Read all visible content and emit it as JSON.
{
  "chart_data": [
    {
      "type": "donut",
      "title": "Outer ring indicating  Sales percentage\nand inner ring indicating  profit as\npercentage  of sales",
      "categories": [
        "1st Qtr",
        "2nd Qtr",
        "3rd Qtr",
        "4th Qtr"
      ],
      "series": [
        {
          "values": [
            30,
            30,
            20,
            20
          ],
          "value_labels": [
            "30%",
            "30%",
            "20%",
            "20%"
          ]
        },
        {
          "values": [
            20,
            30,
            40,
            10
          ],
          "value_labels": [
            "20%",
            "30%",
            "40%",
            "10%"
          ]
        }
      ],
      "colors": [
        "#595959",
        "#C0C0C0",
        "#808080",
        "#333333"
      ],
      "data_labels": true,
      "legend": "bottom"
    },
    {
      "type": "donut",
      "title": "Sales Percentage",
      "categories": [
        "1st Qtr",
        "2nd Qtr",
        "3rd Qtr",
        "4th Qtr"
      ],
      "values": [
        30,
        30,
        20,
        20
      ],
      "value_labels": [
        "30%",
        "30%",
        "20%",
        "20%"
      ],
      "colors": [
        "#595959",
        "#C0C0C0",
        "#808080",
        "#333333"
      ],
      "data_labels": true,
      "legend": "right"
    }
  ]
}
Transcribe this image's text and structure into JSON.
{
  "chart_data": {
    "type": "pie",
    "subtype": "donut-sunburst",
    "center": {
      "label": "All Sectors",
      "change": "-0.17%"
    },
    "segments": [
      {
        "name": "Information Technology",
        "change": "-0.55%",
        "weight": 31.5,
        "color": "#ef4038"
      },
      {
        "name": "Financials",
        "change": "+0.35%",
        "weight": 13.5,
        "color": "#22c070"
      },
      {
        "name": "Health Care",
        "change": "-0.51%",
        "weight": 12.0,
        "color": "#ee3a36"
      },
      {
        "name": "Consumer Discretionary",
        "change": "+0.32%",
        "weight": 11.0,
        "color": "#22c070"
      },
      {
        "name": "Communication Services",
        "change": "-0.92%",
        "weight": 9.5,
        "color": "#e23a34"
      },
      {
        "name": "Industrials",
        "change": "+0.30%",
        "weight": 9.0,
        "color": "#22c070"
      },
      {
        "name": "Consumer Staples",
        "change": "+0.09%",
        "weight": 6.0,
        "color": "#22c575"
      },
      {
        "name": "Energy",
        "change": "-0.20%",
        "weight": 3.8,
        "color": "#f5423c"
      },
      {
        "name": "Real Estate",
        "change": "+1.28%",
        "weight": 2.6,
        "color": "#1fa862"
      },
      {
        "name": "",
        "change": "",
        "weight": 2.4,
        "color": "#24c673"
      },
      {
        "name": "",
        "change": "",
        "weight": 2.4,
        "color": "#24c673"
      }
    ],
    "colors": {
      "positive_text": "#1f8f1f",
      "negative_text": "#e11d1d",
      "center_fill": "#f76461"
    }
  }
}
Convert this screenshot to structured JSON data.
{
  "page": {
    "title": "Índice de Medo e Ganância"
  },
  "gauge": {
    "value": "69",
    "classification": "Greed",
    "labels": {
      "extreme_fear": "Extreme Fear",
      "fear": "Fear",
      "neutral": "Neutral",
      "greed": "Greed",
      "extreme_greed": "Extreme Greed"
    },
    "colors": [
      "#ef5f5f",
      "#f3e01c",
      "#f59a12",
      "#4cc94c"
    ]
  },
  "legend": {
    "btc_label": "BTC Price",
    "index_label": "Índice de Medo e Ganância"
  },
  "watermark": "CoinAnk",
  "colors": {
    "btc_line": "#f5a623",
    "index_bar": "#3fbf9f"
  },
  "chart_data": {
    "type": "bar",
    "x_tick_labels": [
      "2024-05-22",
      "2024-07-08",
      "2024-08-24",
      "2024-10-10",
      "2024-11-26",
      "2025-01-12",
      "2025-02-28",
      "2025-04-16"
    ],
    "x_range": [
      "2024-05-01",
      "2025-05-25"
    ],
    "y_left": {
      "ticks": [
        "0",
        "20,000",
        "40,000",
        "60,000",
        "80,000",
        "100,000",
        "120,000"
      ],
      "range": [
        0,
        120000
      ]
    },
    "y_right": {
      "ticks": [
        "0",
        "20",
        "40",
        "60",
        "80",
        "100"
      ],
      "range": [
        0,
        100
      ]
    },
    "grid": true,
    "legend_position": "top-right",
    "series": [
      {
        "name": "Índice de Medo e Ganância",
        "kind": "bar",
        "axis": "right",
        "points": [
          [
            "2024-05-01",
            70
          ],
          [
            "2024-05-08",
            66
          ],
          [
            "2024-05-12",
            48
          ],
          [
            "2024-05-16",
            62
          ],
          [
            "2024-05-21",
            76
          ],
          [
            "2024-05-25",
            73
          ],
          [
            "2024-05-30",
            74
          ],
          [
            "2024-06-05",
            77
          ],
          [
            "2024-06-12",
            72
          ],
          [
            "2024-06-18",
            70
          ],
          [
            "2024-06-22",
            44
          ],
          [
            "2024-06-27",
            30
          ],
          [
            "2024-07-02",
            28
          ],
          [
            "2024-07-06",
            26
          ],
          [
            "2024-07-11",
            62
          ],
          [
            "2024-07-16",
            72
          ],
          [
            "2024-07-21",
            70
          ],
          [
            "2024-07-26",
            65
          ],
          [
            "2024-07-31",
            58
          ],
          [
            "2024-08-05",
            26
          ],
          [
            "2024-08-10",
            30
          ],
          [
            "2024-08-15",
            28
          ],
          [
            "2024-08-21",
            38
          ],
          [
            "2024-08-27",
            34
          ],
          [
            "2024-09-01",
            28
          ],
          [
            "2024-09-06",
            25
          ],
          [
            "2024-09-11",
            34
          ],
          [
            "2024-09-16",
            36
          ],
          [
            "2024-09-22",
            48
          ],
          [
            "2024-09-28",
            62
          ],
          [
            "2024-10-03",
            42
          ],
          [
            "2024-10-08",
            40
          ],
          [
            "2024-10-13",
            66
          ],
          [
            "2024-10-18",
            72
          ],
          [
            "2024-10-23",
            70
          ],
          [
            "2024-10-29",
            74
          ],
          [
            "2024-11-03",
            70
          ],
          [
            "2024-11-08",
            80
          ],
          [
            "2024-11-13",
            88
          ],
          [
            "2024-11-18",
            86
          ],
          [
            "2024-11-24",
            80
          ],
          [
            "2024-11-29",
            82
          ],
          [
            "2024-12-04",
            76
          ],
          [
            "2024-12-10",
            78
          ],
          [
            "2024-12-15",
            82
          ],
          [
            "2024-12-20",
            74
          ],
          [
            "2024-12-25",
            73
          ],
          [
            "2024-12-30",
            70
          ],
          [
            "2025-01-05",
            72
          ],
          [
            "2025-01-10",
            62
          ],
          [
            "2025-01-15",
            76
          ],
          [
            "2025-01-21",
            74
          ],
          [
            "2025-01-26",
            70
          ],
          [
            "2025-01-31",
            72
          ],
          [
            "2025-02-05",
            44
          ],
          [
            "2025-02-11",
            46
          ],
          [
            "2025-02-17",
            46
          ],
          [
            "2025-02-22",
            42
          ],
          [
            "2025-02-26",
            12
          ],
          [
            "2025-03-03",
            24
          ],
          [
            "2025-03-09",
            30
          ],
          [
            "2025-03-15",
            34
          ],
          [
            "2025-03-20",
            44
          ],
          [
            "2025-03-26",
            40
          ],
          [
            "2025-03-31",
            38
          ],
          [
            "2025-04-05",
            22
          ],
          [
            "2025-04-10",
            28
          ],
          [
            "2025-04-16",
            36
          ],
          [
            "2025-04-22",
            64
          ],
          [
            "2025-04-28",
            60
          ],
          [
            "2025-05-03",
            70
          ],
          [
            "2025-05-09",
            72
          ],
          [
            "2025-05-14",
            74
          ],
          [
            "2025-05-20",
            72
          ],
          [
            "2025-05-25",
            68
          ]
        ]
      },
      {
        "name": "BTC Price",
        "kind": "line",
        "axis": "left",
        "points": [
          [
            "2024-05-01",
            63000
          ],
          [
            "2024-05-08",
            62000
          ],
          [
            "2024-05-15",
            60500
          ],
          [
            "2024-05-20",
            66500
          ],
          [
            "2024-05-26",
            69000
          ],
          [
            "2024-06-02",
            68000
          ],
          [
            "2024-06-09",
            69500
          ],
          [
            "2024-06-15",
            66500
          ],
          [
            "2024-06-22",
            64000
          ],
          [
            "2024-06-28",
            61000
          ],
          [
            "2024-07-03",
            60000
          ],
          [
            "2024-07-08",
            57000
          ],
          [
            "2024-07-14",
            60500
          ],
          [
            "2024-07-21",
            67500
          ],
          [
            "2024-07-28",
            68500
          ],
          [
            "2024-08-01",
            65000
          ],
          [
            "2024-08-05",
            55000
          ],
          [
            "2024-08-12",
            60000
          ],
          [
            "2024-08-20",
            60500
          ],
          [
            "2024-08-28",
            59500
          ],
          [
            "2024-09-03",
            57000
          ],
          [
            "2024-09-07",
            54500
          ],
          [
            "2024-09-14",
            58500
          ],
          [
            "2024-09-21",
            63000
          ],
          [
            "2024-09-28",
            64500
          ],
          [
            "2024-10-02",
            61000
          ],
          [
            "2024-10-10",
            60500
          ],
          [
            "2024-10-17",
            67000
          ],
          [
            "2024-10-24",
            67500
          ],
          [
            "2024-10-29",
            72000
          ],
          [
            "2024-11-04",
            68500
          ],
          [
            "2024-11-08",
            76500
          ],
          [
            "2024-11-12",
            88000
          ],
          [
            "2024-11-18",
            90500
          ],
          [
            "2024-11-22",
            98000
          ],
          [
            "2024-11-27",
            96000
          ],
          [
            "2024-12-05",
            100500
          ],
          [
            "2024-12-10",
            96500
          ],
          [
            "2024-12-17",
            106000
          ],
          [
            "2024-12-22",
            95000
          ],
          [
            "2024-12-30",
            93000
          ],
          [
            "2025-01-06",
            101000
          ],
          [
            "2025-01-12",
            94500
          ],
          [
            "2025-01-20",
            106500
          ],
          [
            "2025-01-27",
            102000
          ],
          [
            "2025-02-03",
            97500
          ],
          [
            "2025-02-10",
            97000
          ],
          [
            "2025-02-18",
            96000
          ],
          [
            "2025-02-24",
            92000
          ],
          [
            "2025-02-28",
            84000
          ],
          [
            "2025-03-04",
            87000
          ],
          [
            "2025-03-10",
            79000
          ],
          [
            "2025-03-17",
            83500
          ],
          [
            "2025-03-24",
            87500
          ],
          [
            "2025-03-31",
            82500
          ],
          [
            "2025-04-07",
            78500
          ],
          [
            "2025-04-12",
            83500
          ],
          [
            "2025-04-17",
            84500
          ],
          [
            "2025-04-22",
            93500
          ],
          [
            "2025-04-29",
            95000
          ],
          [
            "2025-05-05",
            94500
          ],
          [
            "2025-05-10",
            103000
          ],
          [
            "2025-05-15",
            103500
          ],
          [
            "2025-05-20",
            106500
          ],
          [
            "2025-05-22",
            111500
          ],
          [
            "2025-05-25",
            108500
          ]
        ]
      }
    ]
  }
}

What is required
From the listing above, report the number of lines containing the string "JSON", without any accompanying remarks.

Full output
3